The complete listing should be restated exactly.
+-------+
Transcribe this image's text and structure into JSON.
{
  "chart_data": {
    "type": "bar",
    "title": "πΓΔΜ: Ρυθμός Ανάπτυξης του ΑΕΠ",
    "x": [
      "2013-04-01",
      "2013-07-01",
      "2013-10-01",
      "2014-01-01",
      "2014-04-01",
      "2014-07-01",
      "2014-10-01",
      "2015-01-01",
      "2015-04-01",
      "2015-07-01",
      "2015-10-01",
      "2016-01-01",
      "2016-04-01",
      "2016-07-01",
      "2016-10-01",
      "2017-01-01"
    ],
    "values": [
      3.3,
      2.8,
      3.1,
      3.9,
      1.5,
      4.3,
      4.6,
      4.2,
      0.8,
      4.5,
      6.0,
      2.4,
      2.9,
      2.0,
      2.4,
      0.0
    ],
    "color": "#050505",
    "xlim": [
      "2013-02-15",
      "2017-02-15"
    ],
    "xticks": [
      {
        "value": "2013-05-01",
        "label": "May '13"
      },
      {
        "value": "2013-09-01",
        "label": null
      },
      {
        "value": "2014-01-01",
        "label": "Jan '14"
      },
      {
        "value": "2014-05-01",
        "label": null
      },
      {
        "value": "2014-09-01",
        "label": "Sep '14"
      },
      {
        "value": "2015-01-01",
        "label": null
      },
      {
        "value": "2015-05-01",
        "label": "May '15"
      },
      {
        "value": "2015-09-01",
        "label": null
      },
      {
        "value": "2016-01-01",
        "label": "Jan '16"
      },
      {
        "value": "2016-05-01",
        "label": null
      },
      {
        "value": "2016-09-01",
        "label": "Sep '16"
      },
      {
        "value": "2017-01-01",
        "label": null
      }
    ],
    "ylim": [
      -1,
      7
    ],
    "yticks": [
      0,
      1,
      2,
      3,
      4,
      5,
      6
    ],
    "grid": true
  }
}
+-------+
* **Answer in full**
Transcribe this image's text and structure into JSON.
{
  "chart_data": {
    "type": "bar",
    "title": "πΓΔΜ: Ρυθμός Ανάπτυξης του ΑΕΠ",
    "x": [
      "2013-04-01",
      "2013-07-01",
      "2013-10-01",
      "2014-01-01",
      "2014-04-01",
      "2014-07-01",
      "2014-10-01",
      "2015-01-01",
      "2015-04-01",
      "2015-07-01",
      "2015-10-01",
      "2016-01-01",
      "2016-04-01",
      "2016-07-01",
      "2016-10-01",
      "2017-01-01"
    ],
    "values": [
      3.3,
      2.8,
      3.1,
      3.9,
      1.5,
      4.3,
      4.6,
      4.2,
      0.8,
      4.5,
      6.0,
      2.4,
      2.9,
      2.0,
      2.4,
      0.0
    ],
    "color": "#050505",
    "xlim": [
      "2013-02-15",
      "2017-02-15"
    ],
    "xticks": [
      {
        "value": "2013-05-01",
        "label": "May '13"
      },
      {
        "value": "2013-09-01",
        "label": null
      },
      {
        "value": "2014-01-01",
        "label": "Jan '14"
      },
      {
        "value": "2014-05-01",
        "label": null
      },
      {
        "value": "2014-09-01",
        "label": "Sep '14"
      },
      {
        "value": "2015-01-01",
        "label": null
      },
      {
        "value": "2015-05-01",
        "label": "May '15"
      },
      {
        "value": "2015-09-01",
        "label": null
      },
      {
        "value": "2016-01-01",
        "label": "Jan '16"
      },
      {
        "value": "2016-05-01",
        "label": null
      },
      {
        "value": "2016-09-01",
        "label": "Sep '16"
      },
      {
        "value": "2017-01-01",
        "label": null
      }
    ],
    "ylim": [
      -1,
      7
    ],
    "yticks": [
      0,
      1,
      2,
      3,
      4,
      5,
      6
    ],
    "grid": true
  }
}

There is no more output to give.